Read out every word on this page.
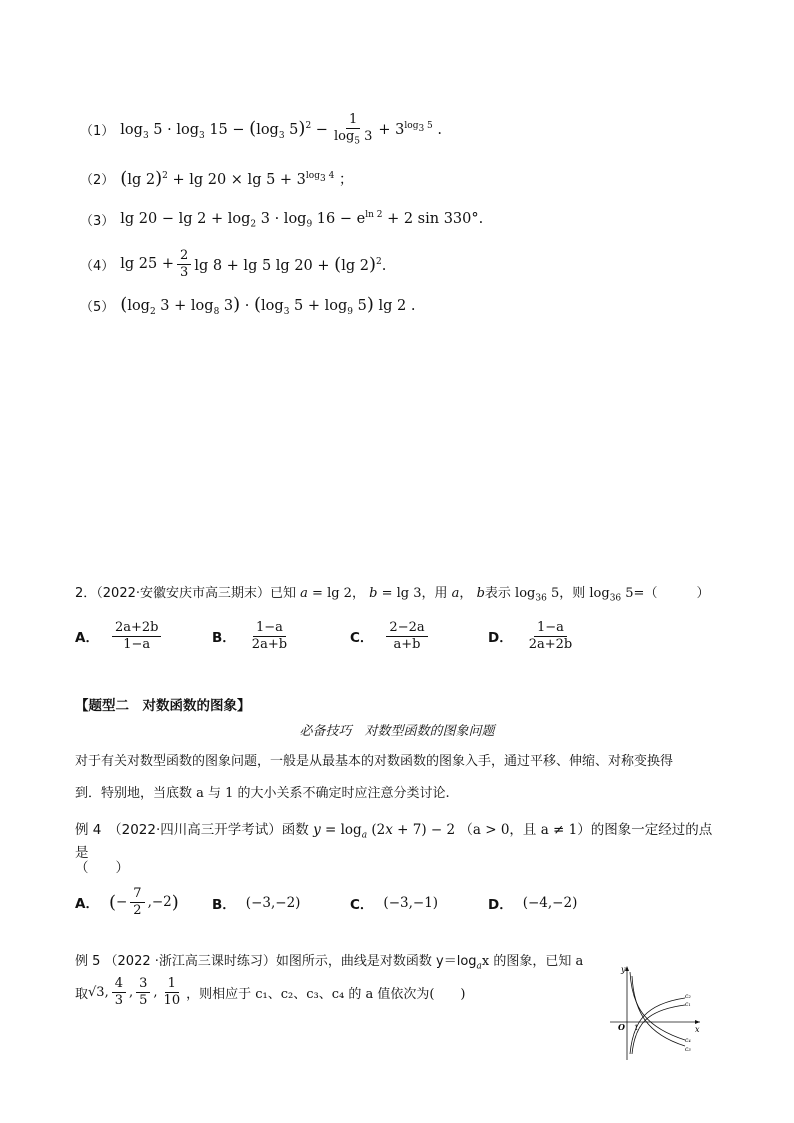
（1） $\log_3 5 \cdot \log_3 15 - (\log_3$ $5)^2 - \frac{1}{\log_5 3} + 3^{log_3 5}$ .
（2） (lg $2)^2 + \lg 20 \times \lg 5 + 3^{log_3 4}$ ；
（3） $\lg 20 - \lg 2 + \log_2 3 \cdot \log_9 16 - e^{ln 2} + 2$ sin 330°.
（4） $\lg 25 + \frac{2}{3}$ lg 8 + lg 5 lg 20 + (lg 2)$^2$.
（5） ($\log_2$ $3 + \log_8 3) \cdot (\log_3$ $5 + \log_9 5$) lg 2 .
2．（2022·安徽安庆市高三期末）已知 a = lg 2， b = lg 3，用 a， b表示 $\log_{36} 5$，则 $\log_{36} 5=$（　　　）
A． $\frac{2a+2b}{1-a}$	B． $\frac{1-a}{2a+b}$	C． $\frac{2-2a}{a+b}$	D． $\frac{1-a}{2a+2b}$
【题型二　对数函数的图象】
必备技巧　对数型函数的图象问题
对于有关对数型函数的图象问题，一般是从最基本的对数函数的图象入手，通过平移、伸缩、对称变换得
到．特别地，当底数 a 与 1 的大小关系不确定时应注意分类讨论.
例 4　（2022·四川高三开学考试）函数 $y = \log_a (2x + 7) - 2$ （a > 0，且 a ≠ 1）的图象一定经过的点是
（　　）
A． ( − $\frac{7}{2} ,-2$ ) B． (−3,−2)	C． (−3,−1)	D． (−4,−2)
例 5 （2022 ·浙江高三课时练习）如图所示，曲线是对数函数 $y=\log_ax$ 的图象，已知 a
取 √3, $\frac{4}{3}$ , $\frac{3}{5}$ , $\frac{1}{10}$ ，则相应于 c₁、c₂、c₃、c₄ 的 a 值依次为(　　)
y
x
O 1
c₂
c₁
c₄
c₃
---
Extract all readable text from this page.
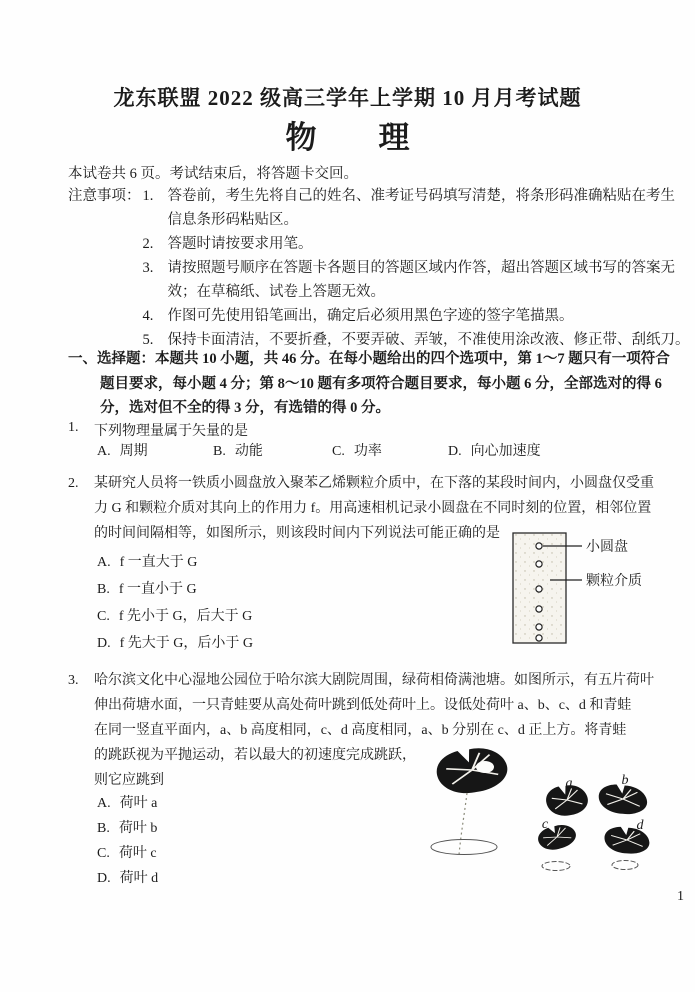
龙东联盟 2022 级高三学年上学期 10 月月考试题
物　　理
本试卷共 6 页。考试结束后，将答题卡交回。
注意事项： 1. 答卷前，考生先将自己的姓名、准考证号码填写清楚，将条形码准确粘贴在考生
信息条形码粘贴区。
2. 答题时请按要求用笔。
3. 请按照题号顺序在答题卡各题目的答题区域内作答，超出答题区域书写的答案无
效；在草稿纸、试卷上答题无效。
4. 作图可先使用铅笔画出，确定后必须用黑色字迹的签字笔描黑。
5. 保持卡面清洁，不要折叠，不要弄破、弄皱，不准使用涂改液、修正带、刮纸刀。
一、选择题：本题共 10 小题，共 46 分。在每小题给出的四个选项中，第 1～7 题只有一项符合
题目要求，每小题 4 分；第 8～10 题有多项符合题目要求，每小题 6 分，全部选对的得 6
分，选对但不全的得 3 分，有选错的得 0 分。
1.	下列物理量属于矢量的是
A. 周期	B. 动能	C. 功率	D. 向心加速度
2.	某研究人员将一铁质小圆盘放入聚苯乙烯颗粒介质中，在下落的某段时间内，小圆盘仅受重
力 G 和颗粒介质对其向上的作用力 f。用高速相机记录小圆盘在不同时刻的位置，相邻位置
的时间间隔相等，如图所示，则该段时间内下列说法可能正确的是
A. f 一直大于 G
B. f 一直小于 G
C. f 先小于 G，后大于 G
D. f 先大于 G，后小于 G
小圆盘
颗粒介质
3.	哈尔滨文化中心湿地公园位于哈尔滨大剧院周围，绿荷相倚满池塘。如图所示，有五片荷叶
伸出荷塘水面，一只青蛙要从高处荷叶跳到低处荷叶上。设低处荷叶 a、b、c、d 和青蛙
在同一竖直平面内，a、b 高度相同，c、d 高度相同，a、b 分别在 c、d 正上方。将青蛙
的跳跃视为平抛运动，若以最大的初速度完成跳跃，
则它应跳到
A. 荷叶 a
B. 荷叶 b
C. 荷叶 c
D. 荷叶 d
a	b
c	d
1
...
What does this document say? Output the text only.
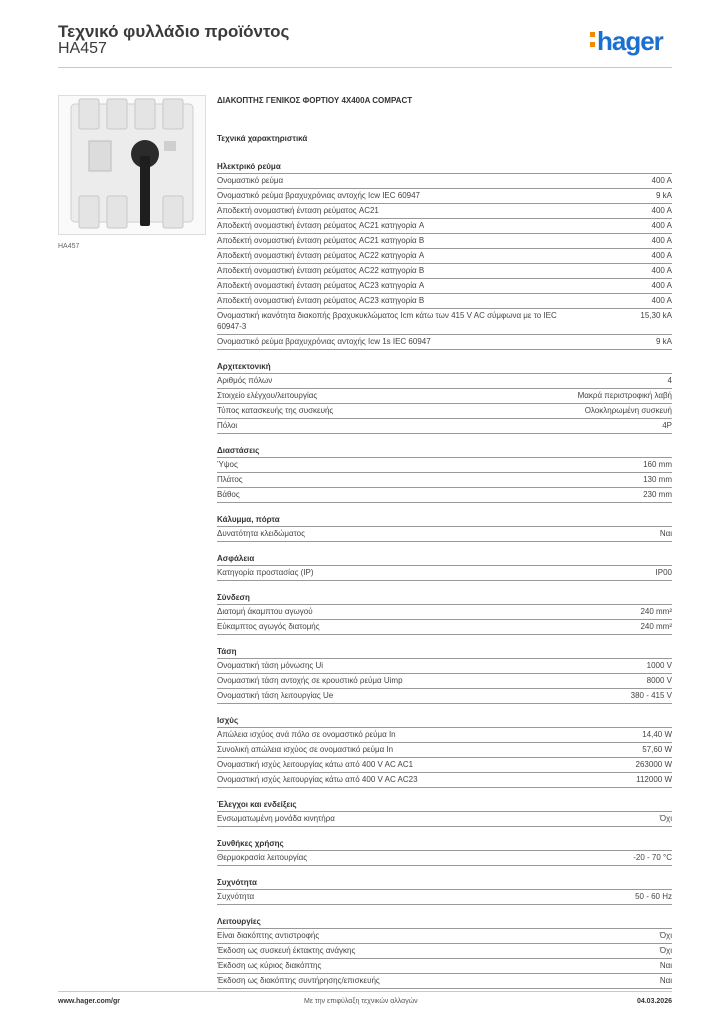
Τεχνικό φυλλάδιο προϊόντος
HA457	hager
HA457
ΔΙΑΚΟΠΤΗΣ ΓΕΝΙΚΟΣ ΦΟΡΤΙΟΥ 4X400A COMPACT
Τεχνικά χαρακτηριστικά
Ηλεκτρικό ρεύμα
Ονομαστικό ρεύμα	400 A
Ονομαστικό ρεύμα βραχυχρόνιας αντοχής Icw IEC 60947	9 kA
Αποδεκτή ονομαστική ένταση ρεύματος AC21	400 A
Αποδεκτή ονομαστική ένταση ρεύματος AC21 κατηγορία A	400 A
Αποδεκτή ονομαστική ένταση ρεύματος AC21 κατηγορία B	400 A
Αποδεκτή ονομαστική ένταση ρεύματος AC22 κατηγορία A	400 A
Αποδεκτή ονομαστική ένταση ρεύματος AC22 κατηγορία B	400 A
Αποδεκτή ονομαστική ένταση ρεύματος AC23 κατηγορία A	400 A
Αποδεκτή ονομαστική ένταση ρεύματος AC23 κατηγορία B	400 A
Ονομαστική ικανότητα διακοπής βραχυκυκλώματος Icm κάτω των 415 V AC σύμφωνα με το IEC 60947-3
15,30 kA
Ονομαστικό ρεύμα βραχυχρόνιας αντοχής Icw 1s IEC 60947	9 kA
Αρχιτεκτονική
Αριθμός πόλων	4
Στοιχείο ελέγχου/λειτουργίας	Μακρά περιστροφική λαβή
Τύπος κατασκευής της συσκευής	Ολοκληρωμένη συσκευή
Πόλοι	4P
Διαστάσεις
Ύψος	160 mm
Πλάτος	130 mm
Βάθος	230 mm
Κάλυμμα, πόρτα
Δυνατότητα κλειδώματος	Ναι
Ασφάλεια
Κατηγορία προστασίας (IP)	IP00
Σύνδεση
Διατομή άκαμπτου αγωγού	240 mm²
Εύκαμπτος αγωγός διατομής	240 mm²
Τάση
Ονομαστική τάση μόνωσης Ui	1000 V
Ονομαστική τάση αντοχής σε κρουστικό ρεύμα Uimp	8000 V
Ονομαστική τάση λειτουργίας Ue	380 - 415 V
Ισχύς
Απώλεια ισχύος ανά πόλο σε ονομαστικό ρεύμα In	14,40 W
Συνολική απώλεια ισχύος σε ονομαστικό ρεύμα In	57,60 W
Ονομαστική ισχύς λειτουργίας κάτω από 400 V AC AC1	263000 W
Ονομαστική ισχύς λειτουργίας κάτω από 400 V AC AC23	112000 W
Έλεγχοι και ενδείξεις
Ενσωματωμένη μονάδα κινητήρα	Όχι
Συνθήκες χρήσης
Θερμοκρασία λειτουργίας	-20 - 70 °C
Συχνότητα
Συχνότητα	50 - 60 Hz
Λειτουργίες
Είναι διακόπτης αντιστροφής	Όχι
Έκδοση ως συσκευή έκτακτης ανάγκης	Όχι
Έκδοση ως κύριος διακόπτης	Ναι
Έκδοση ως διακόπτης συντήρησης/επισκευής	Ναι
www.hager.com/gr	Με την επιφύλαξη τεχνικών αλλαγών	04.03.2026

WRITTEN INSTRUCTION:
Search the listing for the word "κάτω". Copy every line in which it occurs.

ANSWER IN FULL:
Ονομαστική ικανότητα διακοπής βραχυκυκλώματος Icm κάτω των 415 V AC σύμφωνα με το IEC 60947-3
Ονομαστική ισχύς λειτουργίας κάτω από 400 V AC AC1	263000 W
Ονομαστική ισχύς λειτουργίας κάτω από 400 V AC AC23	112000 W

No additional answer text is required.